Dataset entries on figures
* * *

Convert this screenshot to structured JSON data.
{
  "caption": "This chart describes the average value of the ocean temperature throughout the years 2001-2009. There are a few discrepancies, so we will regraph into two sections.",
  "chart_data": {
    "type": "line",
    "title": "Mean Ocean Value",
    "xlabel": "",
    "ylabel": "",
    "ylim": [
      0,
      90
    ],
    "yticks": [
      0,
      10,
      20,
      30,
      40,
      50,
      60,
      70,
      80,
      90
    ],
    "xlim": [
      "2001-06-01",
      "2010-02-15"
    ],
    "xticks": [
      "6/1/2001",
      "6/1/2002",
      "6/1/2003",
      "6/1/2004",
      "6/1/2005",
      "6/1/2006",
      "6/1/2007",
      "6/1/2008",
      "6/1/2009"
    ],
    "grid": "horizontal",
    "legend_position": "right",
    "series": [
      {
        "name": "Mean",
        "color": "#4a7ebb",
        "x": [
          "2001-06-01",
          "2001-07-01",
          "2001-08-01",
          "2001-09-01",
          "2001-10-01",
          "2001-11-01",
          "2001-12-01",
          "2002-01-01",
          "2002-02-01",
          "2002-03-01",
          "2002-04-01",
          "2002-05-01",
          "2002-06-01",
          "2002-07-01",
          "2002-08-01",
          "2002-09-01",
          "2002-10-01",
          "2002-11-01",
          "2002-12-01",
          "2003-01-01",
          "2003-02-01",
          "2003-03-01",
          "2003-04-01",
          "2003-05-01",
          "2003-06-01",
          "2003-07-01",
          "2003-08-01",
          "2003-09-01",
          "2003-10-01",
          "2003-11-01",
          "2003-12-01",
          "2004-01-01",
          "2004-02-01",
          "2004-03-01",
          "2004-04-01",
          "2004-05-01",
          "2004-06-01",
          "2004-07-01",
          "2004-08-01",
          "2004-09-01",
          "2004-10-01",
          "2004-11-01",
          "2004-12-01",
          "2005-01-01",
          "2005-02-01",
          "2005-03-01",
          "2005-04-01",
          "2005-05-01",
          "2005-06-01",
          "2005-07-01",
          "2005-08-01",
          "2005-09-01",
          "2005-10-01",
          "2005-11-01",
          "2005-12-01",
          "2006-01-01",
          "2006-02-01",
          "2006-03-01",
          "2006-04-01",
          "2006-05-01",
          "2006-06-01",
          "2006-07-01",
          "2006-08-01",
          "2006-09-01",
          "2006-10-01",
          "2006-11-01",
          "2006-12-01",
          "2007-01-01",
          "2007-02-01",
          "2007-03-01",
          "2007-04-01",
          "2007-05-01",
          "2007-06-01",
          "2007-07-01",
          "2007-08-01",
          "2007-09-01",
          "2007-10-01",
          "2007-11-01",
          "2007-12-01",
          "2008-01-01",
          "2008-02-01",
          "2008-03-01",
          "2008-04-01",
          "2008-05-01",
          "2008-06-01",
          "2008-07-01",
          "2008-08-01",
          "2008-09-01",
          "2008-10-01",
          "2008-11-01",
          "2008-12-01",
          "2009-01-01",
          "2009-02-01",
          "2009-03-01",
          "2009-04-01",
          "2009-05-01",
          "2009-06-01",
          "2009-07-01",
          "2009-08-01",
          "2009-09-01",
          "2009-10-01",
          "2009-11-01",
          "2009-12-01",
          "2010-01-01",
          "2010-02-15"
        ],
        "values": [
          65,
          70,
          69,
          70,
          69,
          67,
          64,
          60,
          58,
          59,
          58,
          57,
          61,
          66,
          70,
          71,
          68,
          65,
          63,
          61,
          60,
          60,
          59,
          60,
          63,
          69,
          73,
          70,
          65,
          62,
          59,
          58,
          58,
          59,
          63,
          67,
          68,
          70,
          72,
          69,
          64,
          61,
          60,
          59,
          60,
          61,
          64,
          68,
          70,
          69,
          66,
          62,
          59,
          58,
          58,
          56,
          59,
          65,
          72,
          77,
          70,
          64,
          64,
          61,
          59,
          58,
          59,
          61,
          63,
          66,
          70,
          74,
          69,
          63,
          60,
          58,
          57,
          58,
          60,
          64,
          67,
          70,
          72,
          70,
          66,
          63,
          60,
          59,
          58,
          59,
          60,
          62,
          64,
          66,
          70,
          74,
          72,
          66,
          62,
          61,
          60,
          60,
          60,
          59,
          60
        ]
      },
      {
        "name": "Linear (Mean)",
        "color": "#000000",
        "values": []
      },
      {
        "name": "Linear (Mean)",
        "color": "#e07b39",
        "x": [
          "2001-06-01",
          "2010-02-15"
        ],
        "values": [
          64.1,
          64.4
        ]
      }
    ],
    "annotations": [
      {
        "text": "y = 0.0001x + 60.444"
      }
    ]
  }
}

* * *

Once more, set down the full listing, verbatim.

Convert this screenshot to structured JSON data.
{
  "caption": "This chart describes the average value of the ocean temperature throughout the years 2001-2009. There are a few discrepancies, so we will regraph into two sections.",
  "chart_data": {
    "type": "line",
    "title": "Mean Ocean Value",
    "xlabel": "",
    "ylabel": "",
    "ylim": [
      0,
      90
    ],
    "yticks": [
      0,
      10,
      20,
      30,
      40,
      50,
      60,
      70,
      80,
      90
    ],
    "xlim": [
      "2001-06-01",
      "2010-02-15"
    ],
    "xticks": [
      "6/1/2001",
      "6/1/2002",
      "6/1/2003",
      "6/1/2004",
      "6/1/2005",
      "6/1/2006",
      "6/1/2007",
      "6/1/2008",
      "6/1/2009"
    ],
    "grid": "horizontal",
    "legend_position": "right",
    "series": [
      {
        "name": "Mean",
        "color": "#4a7ebb",
        "x": [
          "2001-06-01",
          "2001-07-01",
          "2001-08-01",
          "2001-09-01",
          "2001-10-01",
          "2001-11-01",
          "2001-12-01",
          "2002-01-01",
          "2002-02-01",
          "2002-03-01",
          "2002-04-01",
          "2002-05-01",
          "2002-06-01",
          "2002-07-01",
          "2002-08-01",
          "2002-09-01",
          "2002-10-01",
          "2002-11-01",
          "2002-12-01",
          "2003-01-01",
          "2003-02-01",
          "2003-03-01",
          "2003-04-01",
          "2003-05-01",
          "2003-06-01",
          "2003-07-01",
          "2003-08-01",
          "2003-09-01",
          "2003-10-01",
          "2003-11-01",
          "2003-12-01",
          "2004-01-01",
          "2004-02-01",
          "2004-03-01",
          "2004-04-01",
          "2004-05-01",
          "2004-06-01",
          "2004-07-01",
          "2004-08-01",
          "2004-09-01",
          "2004-10-01",
          "2004-11-01",
          "2004-12-01",
          "2005-01-01",
          "2005-02-01",
          "2005-03-01",
          "2005-04-01",
          "2005-05-01",
          "2005-06-01",
          "2005-07-01",
          "2005-08-01",
          "2005-09-01",
          "2005-10-01",
          "2005-11-01",
          "2005-12-01",
          "2006-01-01",
          "2006-02-01",
          "2006-03-01",
          "2006-04-01",
          "2006-05-01",
          "2006-06-01",
          "2006-07-01",
          "2006-08-01",
          "2006-09-01",
          "2006-10-01",
          "2006-11-01",
          "2006-12-01",
          "2007-01-01",
          "2007-02-01",
          "2007-03-01",
          "2007-04-01",
          "2007-05-01",
          "2007-06-01",
          "2007-07-01",
          "2007-08-01",
          "2007-09-01",
          "2007-10-01",
          "2007-11-01",
          "2007-12-01",
          "2008-01-01",
          "2008-02-01",
          "2008-03-01",
          "2008-04-01",
          "2008-05-01",
          "2008-06-01",
          "2008-07-01",
          "2008-08-01",
          "2008-09-01",
          "2008-10-01",
          "2008-11-01",
          "2008-12-01",
          "2009-01-01",
          "2009-02-01",
          "2009-03-01",
          "2009-04-01",
          "2009-05-01",
          "2009-06-01",
          "2009-07-01",
          "2009-08-01",
          "2009-09-01",
          "2009-10-01",
          "2009-11-01",
          "2009-12-01",
          "2010-01-01",
          "2010-02-15"
        ],
        "values": [
          65,
          70,
          69,
          70,
          69,
          67,
          64,
          60,
          58,
          59,
          58,
          57,
          61,
          66,
          70,
          71,
          68,
          65,
          63,
          61,
          60,
          60,
          59,
          60,
          63,
          69,
          73,
          70,
          65,
          62,
          59,
          58,
          58,
          59,
          63,
          67,
          68,
          70,
          72,
          69,
          64,
          61,
          60,
          59,
          60,
          61,
          64,
          68,
          70,
          69,
          66,
          62,
          59,
          58,
          58,
          56,
          59,
          65,
          72,
          77,
          70,
          64,
          64,
          61,
          59,
          58,
          59,
          61,
          63,
          66,
          70,
          74,
          69,
          63,
          60,
          58,
          57,
          58,
          60,
          64,
          67,
          70,
          72,
          70,
          66,
          63,
          60,
          59,
          58,
          59,
          60,
          62,
          64,
          66,
          70,
          74,
          72,
          66,
          62,
          61,
          60,
          60,
          60,
          59,
          60
        ]
      },
      {
        "name": "Linear (Mean)",
        "color": "#000000",
        "values": []
      },
      {
        "name": "Linear (Mean)",
        "color": "#e07b39",
        "x": [
          "2001-06-01",
          "2010-02-15"
        ],
        "values": [
          64.1,
          64.4
        ]
      }
    ],
    "annotations": [
      {
        "text": "y = 0.0001x + 60.444"
      }
    ]
  }
}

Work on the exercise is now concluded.